Stored entries:

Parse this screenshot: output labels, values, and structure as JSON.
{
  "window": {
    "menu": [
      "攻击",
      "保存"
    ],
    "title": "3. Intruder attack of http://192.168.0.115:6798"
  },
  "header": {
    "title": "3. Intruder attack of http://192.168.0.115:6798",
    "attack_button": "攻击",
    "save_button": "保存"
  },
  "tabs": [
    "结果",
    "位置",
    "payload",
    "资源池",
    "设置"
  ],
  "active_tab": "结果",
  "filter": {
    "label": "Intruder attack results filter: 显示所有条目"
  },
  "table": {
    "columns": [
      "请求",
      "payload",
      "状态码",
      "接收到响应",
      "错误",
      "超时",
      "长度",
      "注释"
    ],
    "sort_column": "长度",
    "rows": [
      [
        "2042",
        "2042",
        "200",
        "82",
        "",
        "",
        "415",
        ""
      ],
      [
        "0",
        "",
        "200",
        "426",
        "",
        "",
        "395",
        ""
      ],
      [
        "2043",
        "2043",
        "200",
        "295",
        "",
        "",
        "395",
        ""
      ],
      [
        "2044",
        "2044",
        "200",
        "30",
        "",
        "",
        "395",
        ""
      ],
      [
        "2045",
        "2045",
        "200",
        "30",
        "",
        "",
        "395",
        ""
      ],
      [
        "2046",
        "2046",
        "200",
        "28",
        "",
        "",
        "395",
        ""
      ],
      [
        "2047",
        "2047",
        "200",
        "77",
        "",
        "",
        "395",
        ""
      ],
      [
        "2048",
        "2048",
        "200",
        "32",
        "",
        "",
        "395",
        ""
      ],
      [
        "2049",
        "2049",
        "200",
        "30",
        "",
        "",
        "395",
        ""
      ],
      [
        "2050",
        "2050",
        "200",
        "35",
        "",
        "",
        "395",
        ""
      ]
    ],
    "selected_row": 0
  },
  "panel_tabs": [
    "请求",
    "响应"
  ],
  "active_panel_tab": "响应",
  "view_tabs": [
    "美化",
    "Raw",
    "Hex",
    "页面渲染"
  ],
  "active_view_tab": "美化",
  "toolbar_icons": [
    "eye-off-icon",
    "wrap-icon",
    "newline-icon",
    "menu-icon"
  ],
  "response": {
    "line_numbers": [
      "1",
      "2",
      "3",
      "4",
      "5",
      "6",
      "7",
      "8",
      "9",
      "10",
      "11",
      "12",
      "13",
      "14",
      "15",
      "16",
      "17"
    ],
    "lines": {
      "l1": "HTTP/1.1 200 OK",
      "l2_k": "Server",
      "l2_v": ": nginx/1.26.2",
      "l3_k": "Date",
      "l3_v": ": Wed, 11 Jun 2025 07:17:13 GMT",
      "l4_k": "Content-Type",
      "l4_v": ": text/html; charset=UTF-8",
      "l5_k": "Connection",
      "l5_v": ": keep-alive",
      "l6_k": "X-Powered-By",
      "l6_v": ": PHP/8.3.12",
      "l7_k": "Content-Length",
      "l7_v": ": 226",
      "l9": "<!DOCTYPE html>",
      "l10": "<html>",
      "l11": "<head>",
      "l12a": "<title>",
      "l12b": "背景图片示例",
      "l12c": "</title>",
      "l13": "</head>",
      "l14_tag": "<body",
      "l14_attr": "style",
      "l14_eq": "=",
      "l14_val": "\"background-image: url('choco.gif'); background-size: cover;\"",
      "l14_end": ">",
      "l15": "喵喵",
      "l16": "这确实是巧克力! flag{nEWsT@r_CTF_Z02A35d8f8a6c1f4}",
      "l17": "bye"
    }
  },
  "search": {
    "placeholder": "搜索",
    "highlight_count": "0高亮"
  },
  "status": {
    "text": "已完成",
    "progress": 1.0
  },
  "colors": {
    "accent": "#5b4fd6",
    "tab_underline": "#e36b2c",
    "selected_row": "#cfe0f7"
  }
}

DIRECTIVE
Copy out every line of the data that includes "Content".

SOLUTION BELOW
      "l4_k": "Content-Type",
      "l7_k": "Content-Length",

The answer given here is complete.